◆ SET PROBLEM
Set each record down exactly, excluding all images.
----------------
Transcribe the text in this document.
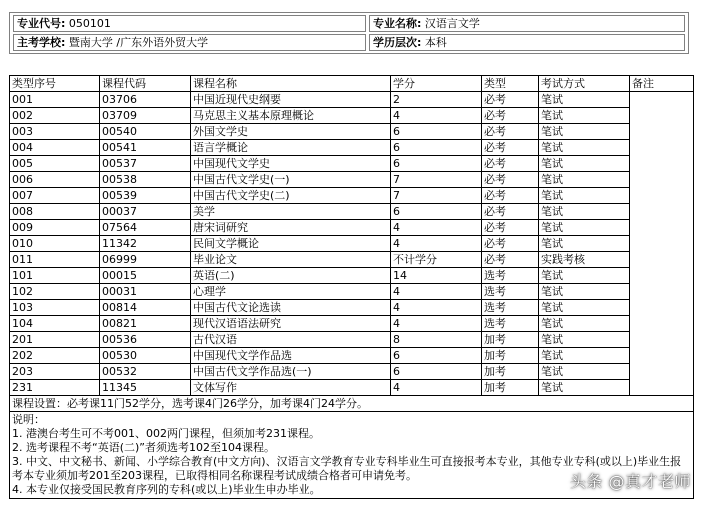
专业代号: 050101	专业名称: 汉语言文学
主考学校: 暨南大学 /广东外语外贸大学	学历层次: 本科
类型序号	课程代码	课程名称	学分	类型	考试方式	备注
001	03706	中国近现代史纲要	2	必考	笔试	
002	03709	马克思主义基本原理概论	4	必考	笔试	
003	00540	外国文学史	6	必考	笔试	
004	00541	语言学概论	6	必考	笔试	
005	00537	中国现代文学史	6	必考	笔试	
006	00538	中国古代文学史(一)	7	必考	笔试	
007	00539	中国古代文学史(二)	7	必考	笔试	
008	00037	美学	6	必考	笔试	
009	07564	唐宋词研究	4	必考	笔试	
010	11342	民间文学概论	4	必考	笔试	
011	06999	毕业论文	不计学分	必考	实践考核	
101	00015	英语(二)	14	选考	笔试	
102	00031	心理学	4	选考	笔试	
103	00814	中国古代文论选读	4	选考	笔试	
104	00821	现代汉语语法研究	4	选考	笔试	
201	00536	古代汉语	8	加考	笔试	
202	00530	中国现代文学作品选	6	加考	笔试	
203	00532	中国古代文学作品选(一)	6	加考	笔试	
231	11345	文体写作	4	加考	笔试	
课程设置：必考课11门52学分，选考课4门26学分，加考课4门24学分。						

说明：
1. 港澳台考生可不考001、002两门课程，但须加考231课程。
2. 选考课程不考“英语(二)”者须选考102至104课程。
3. 中文、中文秘书、新闻、小学综合教育(中文方向)、汉语言文学教育专业专科毕业生可直接报考本专业，其他专业专科(或以上)毕业生报考本专业须加考201至203课程，已取得相同名称课程考试成绩合格者可申请免考。
4. 本专业仅接受国民教育序列的专科(或以上)毕业生申办毕业。							头条 @真才老师
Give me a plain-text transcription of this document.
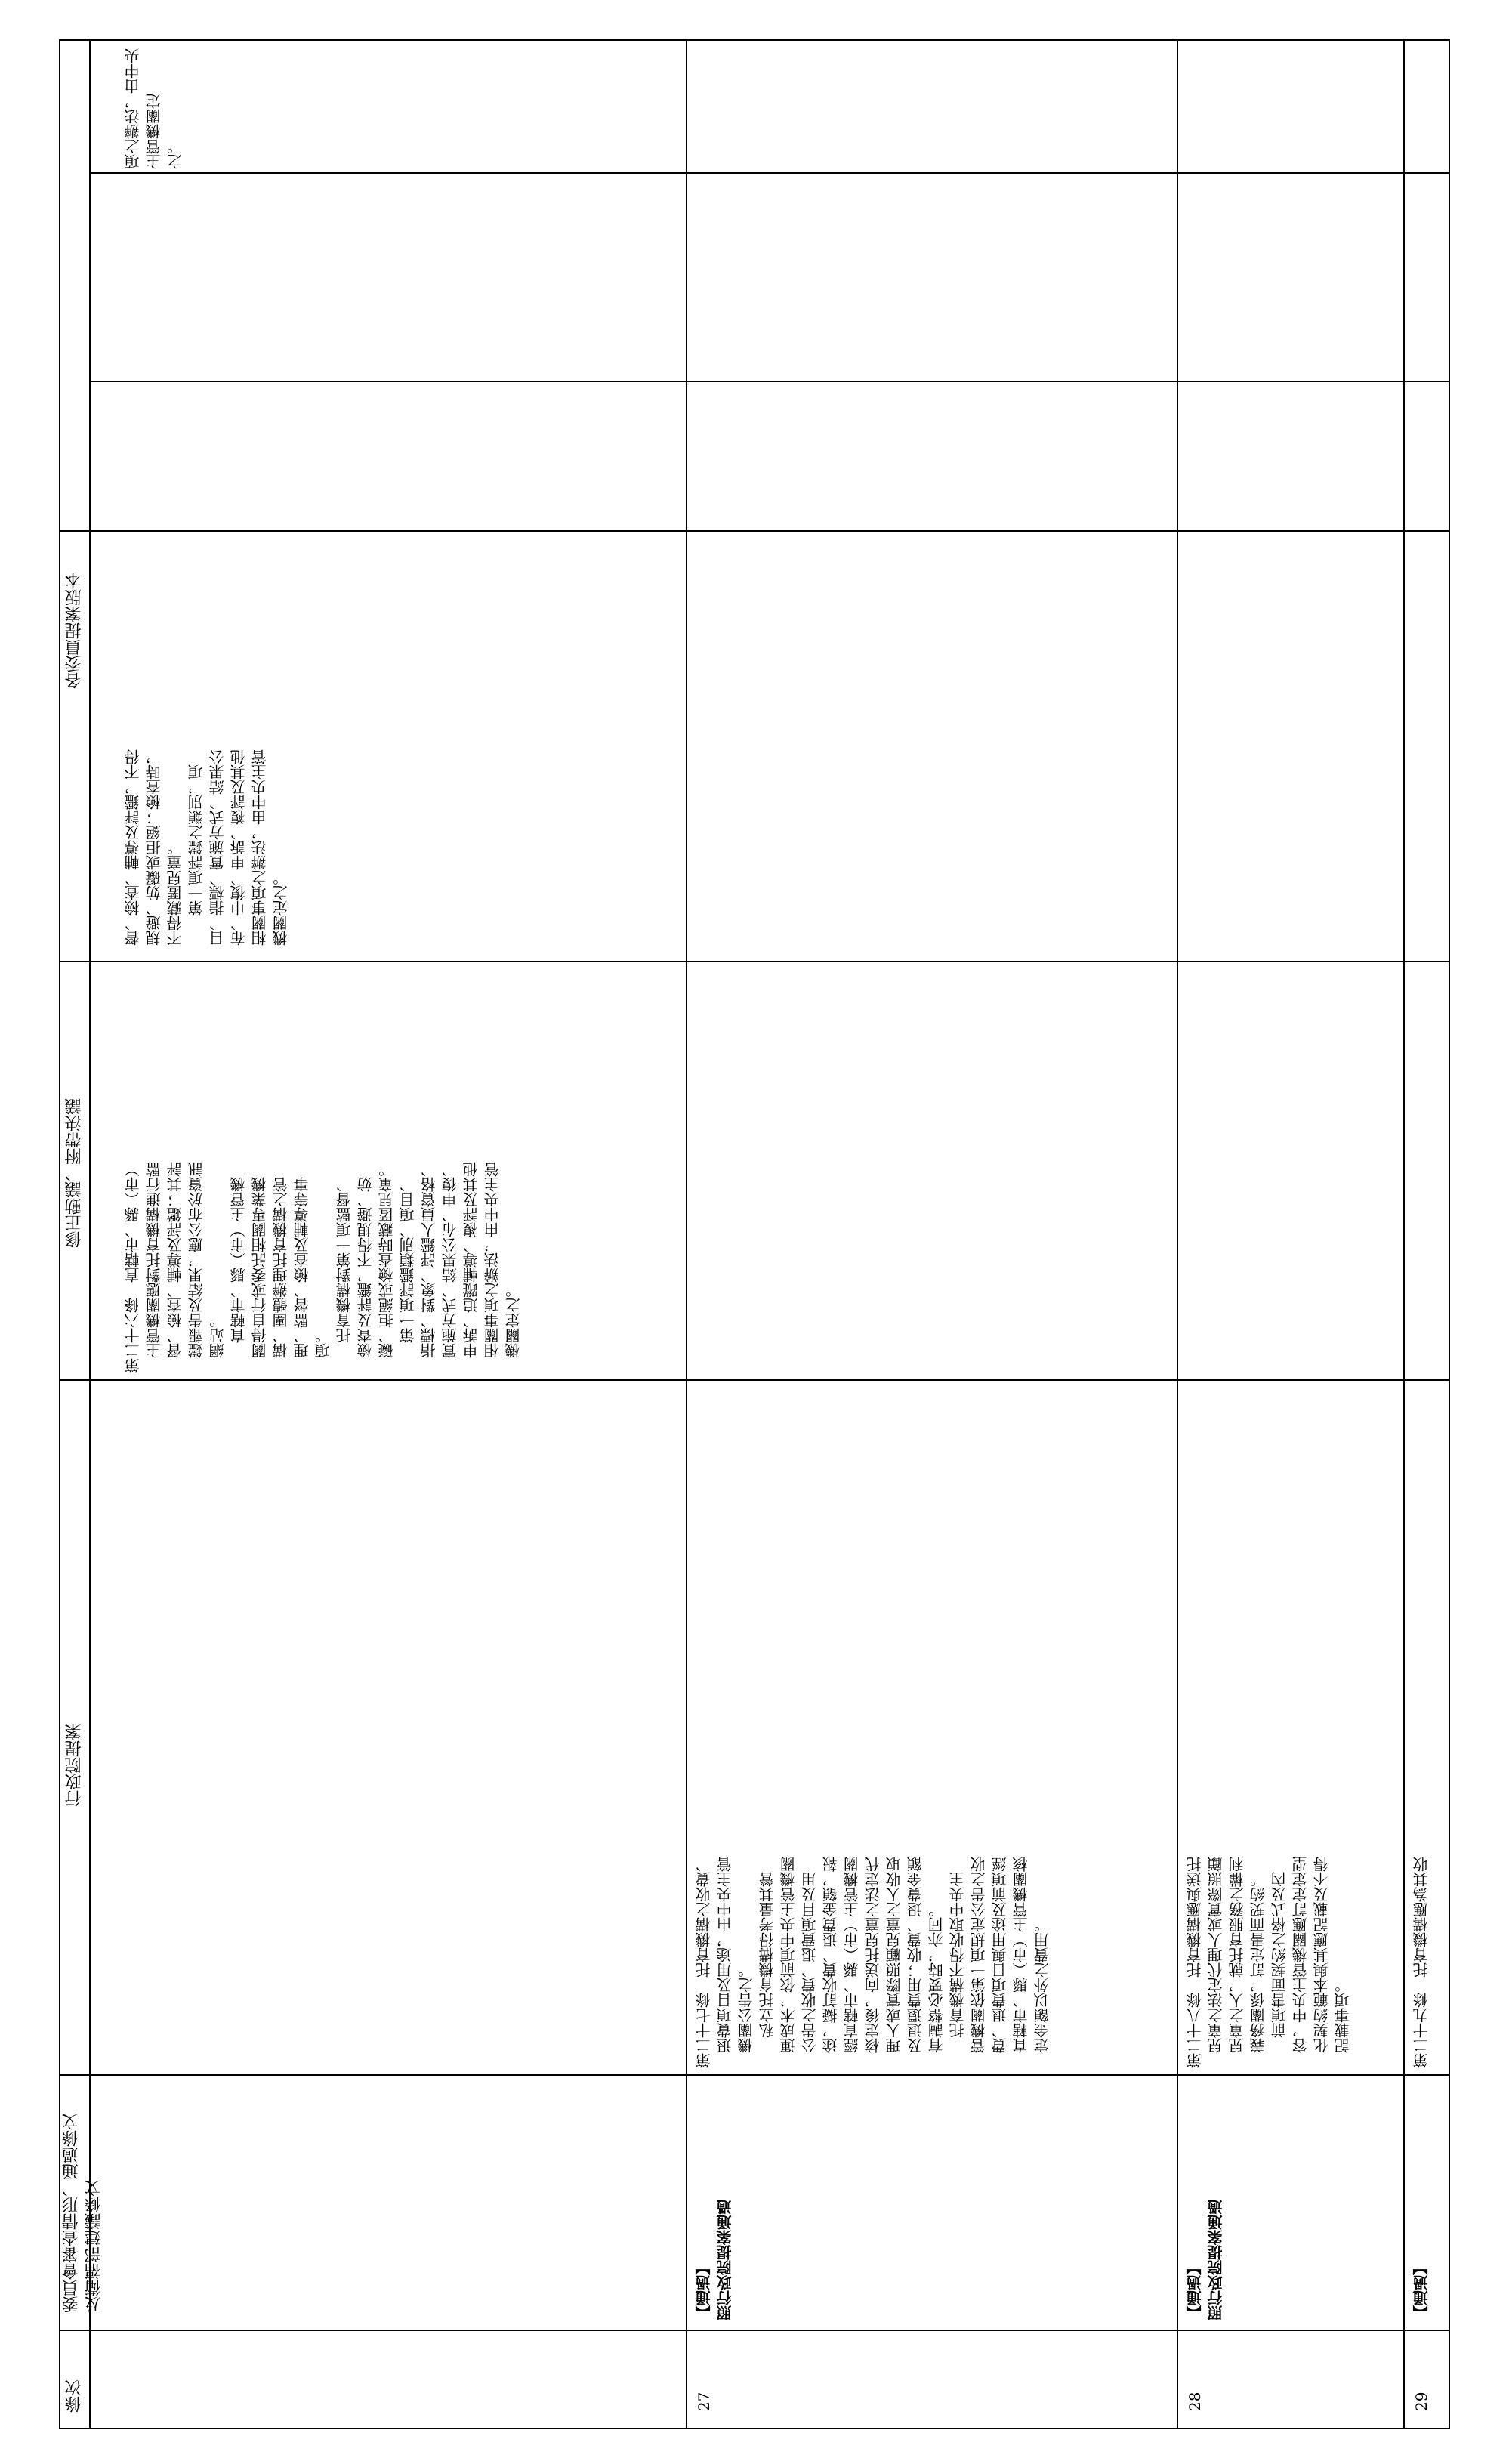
條次
委員會審查情形、通過條文
及衛福部建議條文
行政院提案
修正動議、附帶決議
各委員提案版本
第二十六條　直轄市、縣（市）
　主管機關應對托育機構進行監
　督、檢查、輔導及評鑑；其評
　鑑報告及結果，應公布於資訊
　網站。
　　直轄市、縣（市）主管機
　關得自行或委託相關專業機
　構、團體辦理托育機構之管
　理、監督、檢查及輔導等事
　項。
　　托育機構對第一項監督、
　檢查及評鑑，不得規避、妨
　礙、拒絕或檢查時藏匿兒童。
　　第一項評鑑類別、項目、
　指標、對象、評鑑人員資格、
　實施方式、結果公布、申復、
　申訴、追蹤輔導、複評及其他
　相關事項之辦法，由中央主管
　機關定之。
督、檢查、輔導及評鑑，不得
規避、妨礙或拒絕；檢查時，
不得藏匿兒童。
　　第一項評鑑之類別，項
目、指標、實施方式、結果公
布、申復、申訴、複評及其他
相關事項之辦法，由中央主管
機關定之。
項之辦法，由中央主管機關定
之。
27
【通過】 照行政院提案通過
第二十七條　托育機構之收費、
　退費項目及用途，由中央主管
　機關公告之。
　　私立托育機構得考量其營
　運成本，依前項中央主管機關
　公告之收費、退費項目及用
　途，擬訂收費、退費金額，報
　經直轄市、縣（市）主管機關
　核定後，向送托兒童之法定代
　理人或實際照顧兒童之人收取
　及退還費用；收費、退費金額
　有調整必要時，亦同。
　　托育機構不得收取中央主
　管機關依第一項規定公告之收
　費、退費項目與用途及前項經
　直轄市、縣（市）主管機關核
　定金額以外之費用。
28
【通過】 照行政院提案通過
第二十八條　托育機構應與送托
　兒童之法定代理人或實際照顧
　兒童之人，就托育服務之權利
　義務關係，訂定書面契約。
　　前項書面契約之格式及內
　容，中央主管機關應訂定定型
　化契約範本與其應記載及不得
　記載事項。
29
【通過】
第二十九條　托育機構應為其收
----------------
◆ SOLUTION
Transcribe the text in this document.
专业代号: 050101	专业名称: 汉语言文学
主考学校: 暨南大学 /广东外语外贸大学	学历层次: 本科
类型序号	课程代码	课程名称	学分	类型	考试方式	备注
001	03706	中国近现代史纲要	2	必考	笔试	
002	03709	马克思主义基本原理概论	4	必考	笔试	
003	00540	外国文学史	6	必考	笔试	
004	00541	语言学概论	6	必考	笔试	
005	00537	中国现代文学史	6	必考	笔试	
006	00538	中国古代文学史(一)	7	必考	笔试	
007	00539	中国古代文学史(二)	7	必考	笔试	
008	00037	美学	6	必考	笔试	
009	07564	唐宋词研究	4	必考	笔试	
010	11342	民间文学概论	4	必考	笔试	
011	06999	毕业论文	不计学分	必考	实践考核	
101	00015	英语(二)	14	选考	笔试	
102	00031	心理学	4	选考	笔试	
103	00814	中国古代文论选读	4	选考	笔试	
104	00821	现代汉语语法研究	4	选考	笔试	
201	00536	古代汉语	8	加考	笔试	
202	00530	中国现代文学作品选	6	加考	笔试	
203	00532	中国古代文学作品选(一)	6	加考	笔试	
231	11345	文体写作	4	加考	笔试	
课程设置：必考课11门52学分，选考课4门26学分，加考课4门24学分。						

说明：
1. 港澳台考生可不考001、002两门课程，但须加考231课程。
2. 选考课程不考“英语(二)”者须选考102至104课程。
3. 中文、中文秘书、新闻、小学综合教育(中文方向)、汉语言文学教育专业专科毕业生可直接报考本专业，其他专业专科(或以上)毕业生报考本专业须加考201至203课程，已取得相同名称课程考试成绩合格者可申请免考。
4. 本专业仅接受国民教育序列的专科(或以上)毕业生申办毕业。							头条 @真才老师
Give me a plain-text transcription of this document.
條次
委員會審查情形、通過條文
及衛福部建議條文
行政院提案
修正動議、附帶決議
各委員提案版本
第二十六條　直轄市、縣（市）
　主管機關應對托育機構進行監
　督、檢查、輔導及評鑑；其評
　鑑報告及結果，應公布於資訊
　網站。
　　直轄市、縣（市）主管機
　關得自行或委託相關專業機
　構、團體辦理托育機構之管
　理、監督、檢查及輔導等事
　項。
　　托育機構對第一項監督、
　檢查及評鑑，不得規避、妨
　礙、拒絕或檢查時藏匿兒童。
　　第一項評鑑類別、項目、
　指標、對象、評鑑人員資格、
　實施方式、結果公布、申復、
　申訴、追蹤輔導、複評及其他
　相關事項之辦法，由中央主管
　機關定之。
督、檢查、輔導及評鑑，不得
規避、妨礙或拒絕；檢查時，
不得藏匿兒童。
　　第一項評鑑之類別，項
目、指標、實施方式、結果公
布、申復、申訴、複評及其他
相關事項之辦法，由中央主管
機關定之。
項之辦法，由中央主管機關定
之。
27
【通過】 照行政院提案通過
第二十七條　托育機構之收費、
　退費項目及用途，由中央主管
　機關公告之。
　　私立托育機構得考量其營
　運成本，依前項中央主管機關
　公告之收費、退費項目及用
　途，擬訂收費、退費金額，報
　經直轄市、縣（市）主管機關
　核定後，向送托兒童之法定代
　理人或實際照顧兒童之人收取
　及退還費用；收費、退費金額
　有調整必要時，亦同。
　　托育機構不得收取中央主
　管機關依第一項規定公告之收
　費、退費項目與用途及前項經
　直轄市、縣（市）主管機關核
　定金額以外之費用。
28
【通過】 照行政院提案通過
第二十八條　托育機構應與送托
　兒童之法定代理人或實際照顧
　兒童之人，就托育服務之權利
　義務關係，訂定書面契約。
　　前項書面契約之格式及內
　容，中央主管機關應訂定定型
　化契約範本與其應記載及不得
　記載事項。
29
【通過】
第二十九條　托育機構應為其收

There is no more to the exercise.